Available data:
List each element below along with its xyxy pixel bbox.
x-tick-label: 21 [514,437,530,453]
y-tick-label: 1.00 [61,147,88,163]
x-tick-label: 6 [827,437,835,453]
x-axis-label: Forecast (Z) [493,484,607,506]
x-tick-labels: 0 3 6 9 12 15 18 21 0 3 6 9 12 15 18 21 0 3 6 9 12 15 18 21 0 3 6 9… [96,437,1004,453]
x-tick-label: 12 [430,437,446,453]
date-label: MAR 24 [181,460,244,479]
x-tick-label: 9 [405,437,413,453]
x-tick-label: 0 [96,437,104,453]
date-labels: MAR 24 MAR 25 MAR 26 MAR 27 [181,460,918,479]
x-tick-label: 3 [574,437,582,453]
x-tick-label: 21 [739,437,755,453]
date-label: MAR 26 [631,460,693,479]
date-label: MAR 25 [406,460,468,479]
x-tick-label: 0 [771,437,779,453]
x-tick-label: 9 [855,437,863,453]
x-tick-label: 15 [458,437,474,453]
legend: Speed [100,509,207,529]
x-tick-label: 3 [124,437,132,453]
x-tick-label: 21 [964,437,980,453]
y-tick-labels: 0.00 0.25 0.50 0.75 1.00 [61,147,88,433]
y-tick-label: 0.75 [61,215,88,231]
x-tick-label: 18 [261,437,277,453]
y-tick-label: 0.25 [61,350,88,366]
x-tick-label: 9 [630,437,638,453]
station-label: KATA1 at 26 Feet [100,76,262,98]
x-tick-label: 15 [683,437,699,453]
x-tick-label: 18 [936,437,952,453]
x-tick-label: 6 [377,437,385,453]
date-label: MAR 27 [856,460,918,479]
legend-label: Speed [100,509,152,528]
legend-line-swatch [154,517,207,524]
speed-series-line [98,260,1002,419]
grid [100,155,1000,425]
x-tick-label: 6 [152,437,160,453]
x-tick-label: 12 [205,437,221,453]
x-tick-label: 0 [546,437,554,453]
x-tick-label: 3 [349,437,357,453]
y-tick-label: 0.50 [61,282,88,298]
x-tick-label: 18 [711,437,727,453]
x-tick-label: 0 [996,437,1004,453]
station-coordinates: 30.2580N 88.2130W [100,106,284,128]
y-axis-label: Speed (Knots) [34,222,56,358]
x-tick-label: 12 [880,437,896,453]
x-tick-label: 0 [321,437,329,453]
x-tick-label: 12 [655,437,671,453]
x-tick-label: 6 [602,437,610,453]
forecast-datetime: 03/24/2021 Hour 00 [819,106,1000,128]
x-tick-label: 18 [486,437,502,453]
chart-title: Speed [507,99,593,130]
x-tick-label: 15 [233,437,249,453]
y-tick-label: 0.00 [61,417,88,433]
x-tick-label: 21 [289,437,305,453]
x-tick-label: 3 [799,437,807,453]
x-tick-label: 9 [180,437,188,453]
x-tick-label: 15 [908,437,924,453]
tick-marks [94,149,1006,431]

Instructions to follow:
Copy the data word for word, starting with the first line and going on through the line with "x-tick-label: 0 [96,437,104,453]", and give only those lines.

Solved exercise:
List each element below along with its xyxy pixel bbox.
x-tick-label: 21 [514,437,530,453]
y-tick-label: 1.00 [61,147,88,163]
x-tick-label: 6 [827,437,835,453]
x-axis-label: Forecast (Z) [493,484,607,506]
x-tick-labels: 0 3 6 9 12 15 18 21 0 3 6 9 12 15 18 21 0 3 6 9 12 15 18 21 0 3 6 9… [96,437,1004,453]
x-tick-label: 12 [430,437,446,453]
date-label: MAR 24 [181,460,244,479]
x-tick-label: 9 [405,437,413,453]
x-tick-label: 0 [96,437,104,453]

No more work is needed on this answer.